▶ **PROBLEM TO SOLVE**
Find each line containing the string "coaches". Copy it.

==*==

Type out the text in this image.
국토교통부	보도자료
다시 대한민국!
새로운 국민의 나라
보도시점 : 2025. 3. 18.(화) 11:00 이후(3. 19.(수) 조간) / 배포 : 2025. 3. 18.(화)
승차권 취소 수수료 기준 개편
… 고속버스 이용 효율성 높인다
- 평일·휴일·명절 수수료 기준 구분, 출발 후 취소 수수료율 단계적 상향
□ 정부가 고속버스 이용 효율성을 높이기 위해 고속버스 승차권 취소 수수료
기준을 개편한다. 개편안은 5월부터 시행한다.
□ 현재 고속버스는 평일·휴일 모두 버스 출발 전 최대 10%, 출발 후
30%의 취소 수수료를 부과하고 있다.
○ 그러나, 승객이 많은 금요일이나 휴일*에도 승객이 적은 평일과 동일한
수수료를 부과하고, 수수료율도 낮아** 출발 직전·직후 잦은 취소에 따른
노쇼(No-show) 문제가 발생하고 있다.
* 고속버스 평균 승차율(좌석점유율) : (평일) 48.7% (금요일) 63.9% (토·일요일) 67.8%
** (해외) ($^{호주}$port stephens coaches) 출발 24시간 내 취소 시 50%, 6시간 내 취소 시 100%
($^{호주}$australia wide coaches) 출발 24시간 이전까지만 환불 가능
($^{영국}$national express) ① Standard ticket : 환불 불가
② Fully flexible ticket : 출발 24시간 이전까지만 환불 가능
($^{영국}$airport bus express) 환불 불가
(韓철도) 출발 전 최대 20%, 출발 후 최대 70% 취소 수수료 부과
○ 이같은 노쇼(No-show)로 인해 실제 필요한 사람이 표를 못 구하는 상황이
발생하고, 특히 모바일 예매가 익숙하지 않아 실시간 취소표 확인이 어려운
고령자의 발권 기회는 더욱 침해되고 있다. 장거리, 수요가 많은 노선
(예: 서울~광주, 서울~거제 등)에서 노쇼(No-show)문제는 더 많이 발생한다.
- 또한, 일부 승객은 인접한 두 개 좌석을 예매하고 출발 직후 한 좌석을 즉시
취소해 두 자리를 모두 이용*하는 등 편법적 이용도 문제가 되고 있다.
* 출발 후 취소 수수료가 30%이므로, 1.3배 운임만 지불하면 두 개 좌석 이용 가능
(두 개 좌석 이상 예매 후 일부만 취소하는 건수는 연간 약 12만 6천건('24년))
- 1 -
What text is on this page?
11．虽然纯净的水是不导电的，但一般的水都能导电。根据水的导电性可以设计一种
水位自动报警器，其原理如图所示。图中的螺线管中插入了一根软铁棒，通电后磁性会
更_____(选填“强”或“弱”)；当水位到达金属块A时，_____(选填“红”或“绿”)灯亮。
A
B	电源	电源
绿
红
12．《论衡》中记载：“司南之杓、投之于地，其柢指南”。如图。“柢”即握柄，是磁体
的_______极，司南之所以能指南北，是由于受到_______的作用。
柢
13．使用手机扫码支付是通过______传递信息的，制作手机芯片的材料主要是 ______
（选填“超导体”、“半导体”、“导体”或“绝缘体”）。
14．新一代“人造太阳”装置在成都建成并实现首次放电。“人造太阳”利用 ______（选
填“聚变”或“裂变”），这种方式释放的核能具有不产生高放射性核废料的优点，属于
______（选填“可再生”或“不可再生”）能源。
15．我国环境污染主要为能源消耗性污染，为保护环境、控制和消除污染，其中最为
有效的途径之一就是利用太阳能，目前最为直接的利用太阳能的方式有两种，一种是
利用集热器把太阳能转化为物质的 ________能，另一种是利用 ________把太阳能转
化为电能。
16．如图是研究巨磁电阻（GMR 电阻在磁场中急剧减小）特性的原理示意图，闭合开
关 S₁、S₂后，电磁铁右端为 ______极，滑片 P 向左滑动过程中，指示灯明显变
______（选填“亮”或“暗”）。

==*==

▶ **ANSWER TO THE PROBLEM**
** (해외) ($^{호주}$port stephens coaches) 출발 24시간 내 취소 시 50%, 6시간 내 취소 시 100%
($^{호주}$australia wide coaches) 출발 24시간 이전까지만 환불 가능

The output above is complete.